### STATED EXERCISE
Write out all of the entries exactly as given.

### INPUT ROWS
▬▬▬▬▬▬▬▬▬▬
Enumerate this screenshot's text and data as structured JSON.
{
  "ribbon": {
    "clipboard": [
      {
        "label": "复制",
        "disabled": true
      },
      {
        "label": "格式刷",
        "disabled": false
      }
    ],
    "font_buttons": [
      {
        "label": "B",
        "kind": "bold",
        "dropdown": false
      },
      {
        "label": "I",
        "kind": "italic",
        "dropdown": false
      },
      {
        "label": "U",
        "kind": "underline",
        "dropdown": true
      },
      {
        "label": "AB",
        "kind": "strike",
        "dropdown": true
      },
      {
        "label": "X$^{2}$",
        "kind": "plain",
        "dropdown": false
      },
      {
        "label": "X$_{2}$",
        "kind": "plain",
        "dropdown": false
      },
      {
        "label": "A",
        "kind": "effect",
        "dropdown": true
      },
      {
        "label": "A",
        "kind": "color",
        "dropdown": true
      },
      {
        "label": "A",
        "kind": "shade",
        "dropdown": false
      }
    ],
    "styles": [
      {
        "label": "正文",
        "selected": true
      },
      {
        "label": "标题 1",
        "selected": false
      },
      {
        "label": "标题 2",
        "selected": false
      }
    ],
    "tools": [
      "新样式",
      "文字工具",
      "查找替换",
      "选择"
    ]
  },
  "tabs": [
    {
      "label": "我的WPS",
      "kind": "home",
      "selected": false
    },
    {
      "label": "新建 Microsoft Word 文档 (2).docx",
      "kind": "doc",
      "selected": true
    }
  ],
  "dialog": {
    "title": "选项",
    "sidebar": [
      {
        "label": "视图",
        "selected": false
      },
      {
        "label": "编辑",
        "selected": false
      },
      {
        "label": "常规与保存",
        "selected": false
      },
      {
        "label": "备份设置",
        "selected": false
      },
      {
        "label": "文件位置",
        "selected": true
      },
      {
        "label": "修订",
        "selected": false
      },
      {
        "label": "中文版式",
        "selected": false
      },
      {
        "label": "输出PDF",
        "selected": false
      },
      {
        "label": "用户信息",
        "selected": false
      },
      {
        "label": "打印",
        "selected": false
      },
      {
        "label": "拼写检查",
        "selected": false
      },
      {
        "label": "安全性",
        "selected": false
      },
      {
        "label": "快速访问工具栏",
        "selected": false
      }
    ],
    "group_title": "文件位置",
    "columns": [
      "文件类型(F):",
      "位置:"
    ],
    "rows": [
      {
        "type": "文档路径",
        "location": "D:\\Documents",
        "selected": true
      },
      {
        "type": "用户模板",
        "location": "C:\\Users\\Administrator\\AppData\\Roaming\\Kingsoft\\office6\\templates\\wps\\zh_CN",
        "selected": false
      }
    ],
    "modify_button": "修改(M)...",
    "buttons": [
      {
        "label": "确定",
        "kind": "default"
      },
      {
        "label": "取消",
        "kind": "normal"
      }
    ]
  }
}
▬▬▬▬▬▬▬▬▬▬
### TASK RESULT
Enumerate this screenshot's text and data as structured JSON.
{
  "ribbon": {
    "clipboard": [
      {
        "label": "复制",
        "disabled": true
      },
      {
        "label": "格式刷",
        "disabled": false
      }
    ],
    "font_buttons": [
      {
        "label": "B",
        "kind": "bold",
        "dropdown": false
      },
      {
        "label": "I",
        "kind": "italic",
        "dropdown": false
      },
      {
        "label": "U",
        "kind": "underline",
        "dropdown": true
      },
      {
        "label": "AB",
        "kind": "strike",
        "dropdown": true
      },
      {
        "label": "X$^{2}$",
        "kind": "plain",
        "dropdown": false
      },
      {
        "label": "X$_{2}$",
        "kind": "plain",
        "dropdown": false
      },
      {
        "label": "A",
        "kind": "effect",
        "dropdown": true
      },
      {
        "label": "A",
        "kind": "color",
        "dropdown": true
      },
      {
        "label": "A",
        "kind": "shade",
        "dropdown": false
      }
    ],
    "styles": [
      {
        "label": "正文",
        "selected": true
      },
      {
        "label": "标题 1",
        "selected": false
      },
      {
        "label": "标题 2",
        "selected": false
      }
    ],
    "tools": [
      "新样式",
      "文字工具",
      "查找替换",
      "选择"
    ]
  },
  "tabs": [
    {
      "label": "我的WPS",
      "kind": "home",
      "selected": false
    },
    {
      "label": "新建 Microsoft Word 文档 (2).docx",
      "kind": "doc",
      "selected": true
    }
  ],
  "dialog": {
    "title": "选项",
    "sidebar": [
      {
        "label": "视图",
        "selected": false
      },
      {
        "label": "编辑",
        "selected": false
      },
      {
        "label": "常规与保存",
        "selected": false
      },
      {
        "label": "备份设置",
        "selected": false
      },
      {
        "label": "文件位置",
        "selected": true
      },
      {
        "label": "修订",
        "selected": false
      },
      {
        "label": "中文版式",
        "selected": false
      },
      {
        "label": "输出PDF",
        "selected": false
      },
      {
        "label": "用户信息",
        "selected": false
      },
      {
        "label": "打印",
        "selected": false
      },
      {
        "label": "拼写检查",
        "selected": false
      },
      {
        "label": "安全性",
        "selected": false
      },
      {
        "label": "快速访问工具栏",
        "selected": false
      }
    ],
    "group_title": "文件位置",
    "columns": [
      "文件类型(F):",
      "位置:"
    ],
    "rows": [
      {
        "type": "文档路径",
        "location": "D:\\Documents",
        "selected": true
      },
      {
        "type": "用户模板",
        "location": "C:\\Users\\Administrator\\AppData\\Roaming\\Kingsoft\\office6\\templates\\wps\\zh_CN",
        "selected": false
      }
    ],
    "modify_button": "修改(M)...",
    "buttons": [
      {
        "label": "确定",
        "kind": "default"
      },
      {
        "label": "取消",
        "kind": "normal"
      }
    ]
  }
}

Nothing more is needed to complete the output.